WHAT YOU ARE ASKED TO DO
Check every line of the data below for the string "subtitle", and copy the ones that hold it.
[Begin DATA SHOWN]
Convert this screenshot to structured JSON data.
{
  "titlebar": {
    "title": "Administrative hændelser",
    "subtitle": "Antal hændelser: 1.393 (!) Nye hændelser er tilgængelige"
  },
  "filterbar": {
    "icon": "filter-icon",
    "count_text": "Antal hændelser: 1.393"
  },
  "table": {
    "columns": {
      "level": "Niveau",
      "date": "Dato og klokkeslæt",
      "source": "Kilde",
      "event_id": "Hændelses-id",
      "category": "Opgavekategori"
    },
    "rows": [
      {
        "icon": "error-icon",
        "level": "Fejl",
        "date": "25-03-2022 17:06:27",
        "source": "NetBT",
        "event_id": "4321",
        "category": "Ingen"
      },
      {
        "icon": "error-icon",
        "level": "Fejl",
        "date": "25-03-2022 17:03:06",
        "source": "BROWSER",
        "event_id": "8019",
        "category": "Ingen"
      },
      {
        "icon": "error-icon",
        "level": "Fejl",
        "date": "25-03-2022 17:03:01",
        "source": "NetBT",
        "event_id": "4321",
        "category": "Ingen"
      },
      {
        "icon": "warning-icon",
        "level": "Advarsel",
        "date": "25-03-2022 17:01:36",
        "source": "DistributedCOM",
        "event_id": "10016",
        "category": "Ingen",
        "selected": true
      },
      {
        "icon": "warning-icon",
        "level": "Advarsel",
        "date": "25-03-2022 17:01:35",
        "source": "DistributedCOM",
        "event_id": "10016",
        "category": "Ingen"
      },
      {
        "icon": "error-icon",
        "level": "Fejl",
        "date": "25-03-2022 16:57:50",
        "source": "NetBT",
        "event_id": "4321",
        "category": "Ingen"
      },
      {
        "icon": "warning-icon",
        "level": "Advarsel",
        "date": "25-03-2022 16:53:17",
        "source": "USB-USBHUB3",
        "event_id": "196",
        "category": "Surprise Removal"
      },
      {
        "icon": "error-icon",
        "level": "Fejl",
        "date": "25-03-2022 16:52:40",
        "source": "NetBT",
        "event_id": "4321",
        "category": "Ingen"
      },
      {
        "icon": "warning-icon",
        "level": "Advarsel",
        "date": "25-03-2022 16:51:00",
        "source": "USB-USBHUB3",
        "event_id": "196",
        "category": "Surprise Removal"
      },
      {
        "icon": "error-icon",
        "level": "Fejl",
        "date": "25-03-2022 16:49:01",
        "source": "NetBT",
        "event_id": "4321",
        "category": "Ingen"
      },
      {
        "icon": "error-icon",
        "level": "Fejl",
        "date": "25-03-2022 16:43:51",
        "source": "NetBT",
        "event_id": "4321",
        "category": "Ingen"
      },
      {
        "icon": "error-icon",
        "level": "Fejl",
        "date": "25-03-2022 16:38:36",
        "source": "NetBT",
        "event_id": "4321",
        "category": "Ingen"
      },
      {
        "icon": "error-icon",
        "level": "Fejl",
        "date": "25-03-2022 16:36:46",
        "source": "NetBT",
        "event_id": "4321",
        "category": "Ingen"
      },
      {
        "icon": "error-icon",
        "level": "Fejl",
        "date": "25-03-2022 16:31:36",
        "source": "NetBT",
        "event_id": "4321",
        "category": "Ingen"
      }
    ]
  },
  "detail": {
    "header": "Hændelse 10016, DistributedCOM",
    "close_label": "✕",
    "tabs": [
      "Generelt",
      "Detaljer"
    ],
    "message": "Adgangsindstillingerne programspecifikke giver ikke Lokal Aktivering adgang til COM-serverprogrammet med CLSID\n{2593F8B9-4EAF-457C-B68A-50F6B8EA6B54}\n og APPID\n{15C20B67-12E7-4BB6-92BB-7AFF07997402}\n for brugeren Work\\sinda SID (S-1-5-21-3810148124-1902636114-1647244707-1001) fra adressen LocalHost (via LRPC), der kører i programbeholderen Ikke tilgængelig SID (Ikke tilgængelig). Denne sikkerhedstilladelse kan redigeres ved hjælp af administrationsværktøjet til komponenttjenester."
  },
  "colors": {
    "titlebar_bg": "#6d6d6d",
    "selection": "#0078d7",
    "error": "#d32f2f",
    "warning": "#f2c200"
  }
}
[End DATA SHOWN]
[Begin DATA SHOWN]
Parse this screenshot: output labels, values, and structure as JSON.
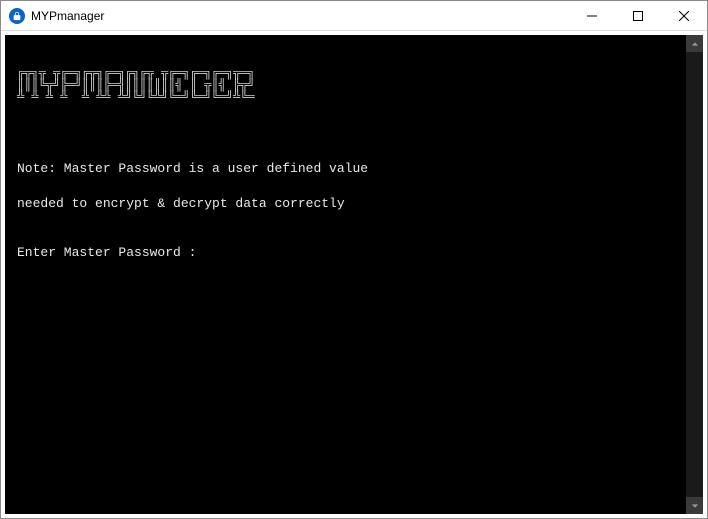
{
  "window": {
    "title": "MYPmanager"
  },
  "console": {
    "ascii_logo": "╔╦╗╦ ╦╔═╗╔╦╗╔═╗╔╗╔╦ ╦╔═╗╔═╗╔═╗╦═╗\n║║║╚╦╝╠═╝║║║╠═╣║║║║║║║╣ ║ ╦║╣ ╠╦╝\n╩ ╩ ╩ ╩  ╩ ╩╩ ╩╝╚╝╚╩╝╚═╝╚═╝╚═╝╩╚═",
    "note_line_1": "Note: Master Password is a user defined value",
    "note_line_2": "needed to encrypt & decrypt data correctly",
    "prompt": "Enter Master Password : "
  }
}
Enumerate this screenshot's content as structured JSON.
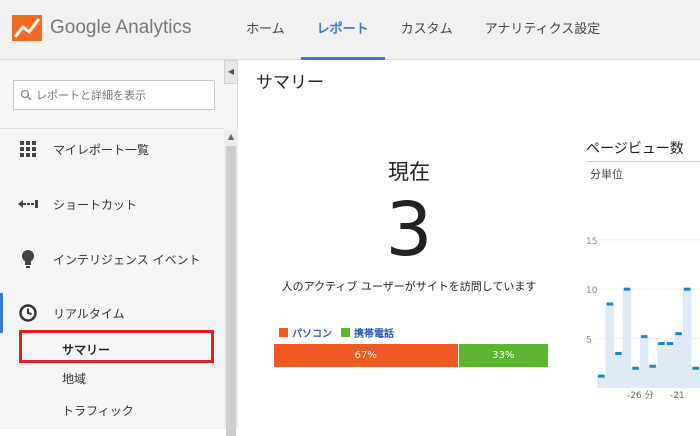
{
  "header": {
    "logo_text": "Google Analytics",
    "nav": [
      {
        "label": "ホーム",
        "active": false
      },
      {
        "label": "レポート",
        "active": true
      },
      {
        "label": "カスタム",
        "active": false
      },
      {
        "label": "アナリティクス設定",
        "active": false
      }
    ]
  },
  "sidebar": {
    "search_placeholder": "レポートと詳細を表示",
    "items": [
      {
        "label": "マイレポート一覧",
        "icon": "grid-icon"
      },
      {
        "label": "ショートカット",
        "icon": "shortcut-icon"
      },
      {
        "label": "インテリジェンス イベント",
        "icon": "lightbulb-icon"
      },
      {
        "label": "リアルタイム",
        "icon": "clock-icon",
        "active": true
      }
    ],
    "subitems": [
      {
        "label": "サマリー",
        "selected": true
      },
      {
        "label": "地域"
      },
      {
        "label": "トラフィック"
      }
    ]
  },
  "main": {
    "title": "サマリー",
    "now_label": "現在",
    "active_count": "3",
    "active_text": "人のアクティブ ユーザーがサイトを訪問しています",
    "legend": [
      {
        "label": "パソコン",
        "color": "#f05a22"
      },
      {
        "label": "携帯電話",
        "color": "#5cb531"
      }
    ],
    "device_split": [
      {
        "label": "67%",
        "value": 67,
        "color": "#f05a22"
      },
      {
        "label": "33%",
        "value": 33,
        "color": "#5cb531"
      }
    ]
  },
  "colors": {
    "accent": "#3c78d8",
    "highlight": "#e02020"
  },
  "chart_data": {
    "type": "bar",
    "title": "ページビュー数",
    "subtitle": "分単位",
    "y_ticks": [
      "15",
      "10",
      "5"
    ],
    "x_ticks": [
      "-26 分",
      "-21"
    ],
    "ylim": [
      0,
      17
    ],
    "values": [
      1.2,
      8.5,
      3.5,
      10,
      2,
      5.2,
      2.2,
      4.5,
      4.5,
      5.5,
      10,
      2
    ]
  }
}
[End DATA SHOWN]
EXERCISE ANSWER
    "subtitle": "Antal hændelser: 1.393 (!) Nye hændelser er tilgængelige"
    "subtitle": "分単位",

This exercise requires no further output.